TASK A
Reproduce exactly the part of the article on preserving the right to sue below that opens with the words containing "At the hearing" and closes with "him out. Why?".
TASK B
In the article on preserving the right to sue below, what did the client plan to build on the site he wanted re-zoned?
TASK C
List everything the article on preserving the right to sue below names as surrounding the client's property.

EXCERPT TO READ
Preserving your right to sue
Recently, one of the lawyers in our Zoning
and Land Use Team met with a new client
that had been handling his own re-zoning
applications and hearings. The new client
relayed his frustration at having lost
three recent re-zoning cases. In the most
recent, he sought to re-zone a site from
commercial to industrial to build a self-storage
facility. The property was surrounded
on four sides by the following: a major
expressway, another self-storage facility,
an industrial warehouse and a C-2 commercial
tract.
At the hearing before the city council,
he had told them that he was prepared
to sue if he didn’t receive the
re-zoning. He proceeded to justify his
claim with good land use planning principles.
His argument was spot on, from a land
use perspective and the city council should
have granted the re-zoning. But this client
failed to grasp that the city council
had not listened to his reasoning, they
had zoned him out. Why?
Perhaps because the city council knew
that his threat to sue was an empty one.

RECORDS SUPPLIED
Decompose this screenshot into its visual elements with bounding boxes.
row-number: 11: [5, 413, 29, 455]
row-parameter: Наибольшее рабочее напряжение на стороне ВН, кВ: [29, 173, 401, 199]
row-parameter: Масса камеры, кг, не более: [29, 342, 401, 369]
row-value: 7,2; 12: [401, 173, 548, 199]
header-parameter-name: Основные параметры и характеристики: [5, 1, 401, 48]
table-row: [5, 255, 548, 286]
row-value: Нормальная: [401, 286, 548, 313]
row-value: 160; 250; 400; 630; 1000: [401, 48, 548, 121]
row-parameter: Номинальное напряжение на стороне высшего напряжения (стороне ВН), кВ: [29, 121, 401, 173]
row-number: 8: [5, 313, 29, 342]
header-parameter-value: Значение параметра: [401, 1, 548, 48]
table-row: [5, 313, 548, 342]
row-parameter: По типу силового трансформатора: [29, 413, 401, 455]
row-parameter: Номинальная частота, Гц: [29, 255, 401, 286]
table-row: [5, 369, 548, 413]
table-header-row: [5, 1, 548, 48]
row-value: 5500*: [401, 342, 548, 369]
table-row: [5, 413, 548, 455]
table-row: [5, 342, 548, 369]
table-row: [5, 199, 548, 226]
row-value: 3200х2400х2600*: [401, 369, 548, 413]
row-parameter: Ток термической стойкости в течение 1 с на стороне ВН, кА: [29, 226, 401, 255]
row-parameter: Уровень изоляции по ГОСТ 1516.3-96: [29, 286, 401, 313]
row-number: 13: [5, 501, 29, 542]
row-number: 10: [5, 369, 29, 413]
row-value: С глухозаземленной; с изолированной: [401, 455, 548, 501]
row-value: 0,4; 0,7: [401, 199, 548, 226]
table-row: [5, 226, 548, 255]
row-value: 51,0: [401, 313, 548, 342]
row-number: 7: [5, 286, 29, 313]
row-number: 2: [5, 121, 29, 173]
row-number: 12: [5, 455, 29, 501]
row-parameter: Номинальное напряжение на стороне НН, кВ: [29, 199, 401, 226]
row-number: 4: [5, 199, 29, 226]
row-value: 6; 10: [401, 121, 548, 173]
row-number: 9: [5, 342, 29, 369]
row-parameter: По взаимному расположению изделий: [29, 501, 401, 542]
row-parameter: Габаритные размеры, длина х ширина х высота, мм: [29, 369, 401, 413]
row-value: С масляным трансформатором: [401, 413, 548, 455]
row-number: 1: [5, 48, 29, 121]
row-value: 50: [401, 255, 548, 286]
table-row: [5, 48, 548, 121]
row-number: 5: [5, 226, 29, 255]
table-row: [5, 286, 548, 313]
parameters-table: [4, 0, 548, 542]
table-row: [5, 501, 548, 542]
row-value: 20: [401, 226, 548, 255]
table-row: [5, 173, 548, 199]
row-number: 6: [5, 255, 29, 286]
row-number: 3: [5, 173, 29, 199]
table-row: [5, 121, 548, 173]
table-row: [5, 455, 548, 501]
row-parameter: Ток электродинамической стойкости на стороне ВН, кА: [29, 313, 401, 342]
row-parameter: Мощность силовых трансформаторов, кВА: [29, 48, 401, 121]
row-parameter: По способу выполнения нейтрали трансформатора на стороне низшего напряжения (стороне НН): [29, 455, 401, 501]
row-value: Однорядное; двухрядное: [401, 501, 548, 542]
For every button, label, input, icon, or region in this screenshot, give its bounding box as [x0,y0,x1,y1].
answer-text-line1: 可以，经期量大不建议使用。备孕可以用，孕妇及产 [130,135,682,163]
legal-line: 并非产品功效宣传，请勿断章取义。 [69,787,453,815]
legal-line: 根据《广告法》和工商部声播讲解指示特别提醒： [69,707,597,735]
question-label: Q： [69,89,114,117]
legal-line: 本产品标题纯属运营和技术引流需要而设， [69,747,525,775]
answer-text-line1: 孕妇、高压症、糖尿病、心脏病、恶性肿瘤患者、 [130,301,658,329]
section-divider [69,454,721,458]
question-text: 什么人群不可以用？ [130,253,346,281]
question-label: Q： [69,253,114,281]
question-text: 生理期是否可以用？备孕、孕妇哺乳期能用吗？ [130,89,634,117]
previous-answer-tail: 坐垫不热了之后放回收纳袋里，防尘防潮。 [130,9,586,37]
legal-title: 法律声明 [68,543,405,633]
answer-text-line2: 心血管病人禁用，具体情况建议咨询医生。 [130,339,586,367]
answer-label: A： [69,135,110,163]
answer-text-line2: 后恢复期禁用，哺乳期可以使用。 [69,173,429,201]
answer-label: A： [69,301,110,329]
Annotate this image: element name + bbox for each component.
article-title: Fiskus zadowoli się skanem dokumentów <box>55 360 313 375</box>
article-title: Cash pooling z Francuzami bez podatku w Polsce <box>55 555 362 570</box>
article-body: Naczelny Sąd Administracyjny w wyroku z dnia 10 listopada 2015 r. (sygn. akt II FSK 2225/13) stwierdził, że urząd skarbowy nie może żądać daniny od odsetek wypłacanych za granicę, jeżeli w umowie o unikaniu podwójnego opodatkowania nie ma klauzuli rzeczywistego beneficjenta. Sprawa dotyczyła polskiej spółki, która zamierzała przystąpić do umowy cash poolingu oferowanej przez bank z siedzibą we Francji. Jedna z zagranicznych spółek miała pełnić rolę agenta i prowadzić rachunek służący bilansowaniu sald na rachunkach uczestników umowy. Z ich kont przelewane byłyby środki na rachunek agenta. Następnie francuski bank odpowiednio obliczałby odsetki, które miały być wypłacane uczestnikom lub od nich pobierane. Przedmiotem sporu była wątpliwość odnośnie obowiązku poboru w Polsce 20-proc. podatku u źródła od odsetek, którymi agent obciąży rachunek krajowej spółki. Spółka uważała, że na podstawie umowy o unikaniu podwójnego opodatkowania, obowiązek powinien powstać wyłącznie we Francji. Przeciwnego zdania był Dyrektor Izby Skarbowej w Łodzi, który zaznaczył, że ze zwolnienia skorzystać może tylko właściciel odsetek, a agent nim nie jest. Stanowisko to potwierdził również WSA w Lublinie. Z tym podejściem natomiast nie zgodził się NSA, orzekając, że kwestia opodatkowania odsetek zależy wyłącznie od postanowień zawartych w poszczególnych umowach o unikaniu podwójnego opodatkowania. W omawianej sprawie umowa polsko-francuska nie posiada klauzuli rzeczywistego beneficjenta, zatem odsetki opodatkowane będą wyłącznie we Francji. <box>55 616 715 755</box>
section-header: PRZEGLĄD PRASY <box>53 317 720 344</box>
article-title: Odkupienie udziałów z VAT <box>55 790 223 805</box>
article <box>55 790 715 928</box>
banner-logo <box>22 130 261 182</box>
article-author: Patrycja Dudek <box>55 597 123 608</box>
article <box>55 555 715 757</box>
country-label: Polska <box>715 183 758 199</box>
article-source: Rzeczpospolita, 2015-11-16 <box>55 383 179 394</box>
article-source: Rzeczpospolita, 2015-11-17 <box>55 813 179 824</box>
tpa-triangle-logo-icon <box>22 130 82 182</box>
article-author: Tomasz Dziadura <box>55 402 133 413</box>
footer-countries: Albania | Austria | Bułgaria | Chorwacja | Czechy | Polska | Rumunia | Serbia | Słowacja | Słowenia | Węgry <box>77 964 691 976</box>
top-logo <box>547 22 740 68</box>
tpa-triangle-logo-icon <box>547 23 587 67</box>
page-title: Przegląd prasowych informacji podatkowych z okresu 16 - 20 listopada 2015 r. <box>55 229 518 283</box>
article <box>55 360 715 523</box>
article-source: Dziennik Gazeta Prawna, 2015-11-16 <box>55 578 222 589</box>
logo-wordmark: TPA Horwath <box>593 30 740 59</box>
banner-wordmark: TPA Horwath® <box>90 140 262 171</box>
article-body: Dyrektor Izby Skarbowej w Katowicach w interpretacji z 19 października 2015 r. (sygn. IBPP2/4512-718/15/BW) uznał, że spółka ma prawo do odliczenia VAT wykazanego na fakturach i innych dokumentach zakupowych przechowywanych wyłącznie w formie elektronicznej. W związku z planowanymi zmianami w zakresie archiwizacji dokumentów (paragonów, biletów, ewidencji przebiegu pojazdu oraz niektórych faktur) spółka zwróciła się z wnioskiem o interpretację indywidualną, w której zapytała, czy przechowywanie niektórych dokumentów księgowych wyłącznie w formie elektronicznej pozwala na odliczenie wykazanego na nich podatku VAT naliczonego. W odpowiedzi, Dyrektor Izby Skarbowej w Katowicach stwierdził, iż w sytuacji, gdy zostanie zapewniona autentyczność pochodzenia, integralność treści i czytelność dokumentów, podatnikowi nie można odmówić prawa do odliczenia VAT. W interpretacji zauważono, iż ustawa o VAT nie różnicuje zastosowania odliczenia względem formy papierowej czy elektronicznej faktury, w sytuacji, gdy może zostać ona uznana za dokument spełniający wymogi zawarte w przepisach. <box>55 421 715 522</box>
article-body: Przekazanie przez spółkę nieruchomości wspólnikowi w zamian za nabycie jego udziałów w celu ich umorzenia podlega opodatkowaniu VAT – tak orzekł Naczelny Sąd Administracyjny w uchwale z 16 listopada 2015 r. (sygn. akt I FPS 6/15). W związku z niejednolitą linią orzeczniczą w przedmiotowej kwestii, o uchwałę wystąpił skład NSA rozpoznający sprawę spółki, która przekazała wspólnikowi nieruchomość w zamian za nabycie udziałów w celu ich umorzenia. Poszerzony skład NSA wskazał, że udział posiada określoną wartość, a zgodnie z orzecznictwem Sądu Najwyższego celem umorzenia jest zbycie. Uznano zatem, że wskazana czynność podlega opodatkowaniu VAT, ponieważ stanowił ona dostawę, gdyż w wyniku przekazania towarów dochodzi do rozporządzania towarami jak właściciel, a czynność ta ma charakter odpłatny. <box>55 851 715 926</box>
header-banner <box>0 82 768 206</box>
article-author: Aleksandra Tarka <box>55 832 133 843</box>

TASK RESULT A
At the hearing before the city council,
he had told them that he was prepared
to sue if he didn’t receive the
re-zoning. He proceeded to justify his
claim with good land use planning principles.
His argument was spot on, from a land
use perspective and the city council should
have granted the re-zoning. But this client
failed to grasp that the city council
had not listened to his reasoning, they
had zoned him out. Why?

TASK RESULT B
A self-storage facility.

TASK RESULT C
- a major expressway
- another self-storage facility
- an industrial warehouse
- a C-2 commercial tract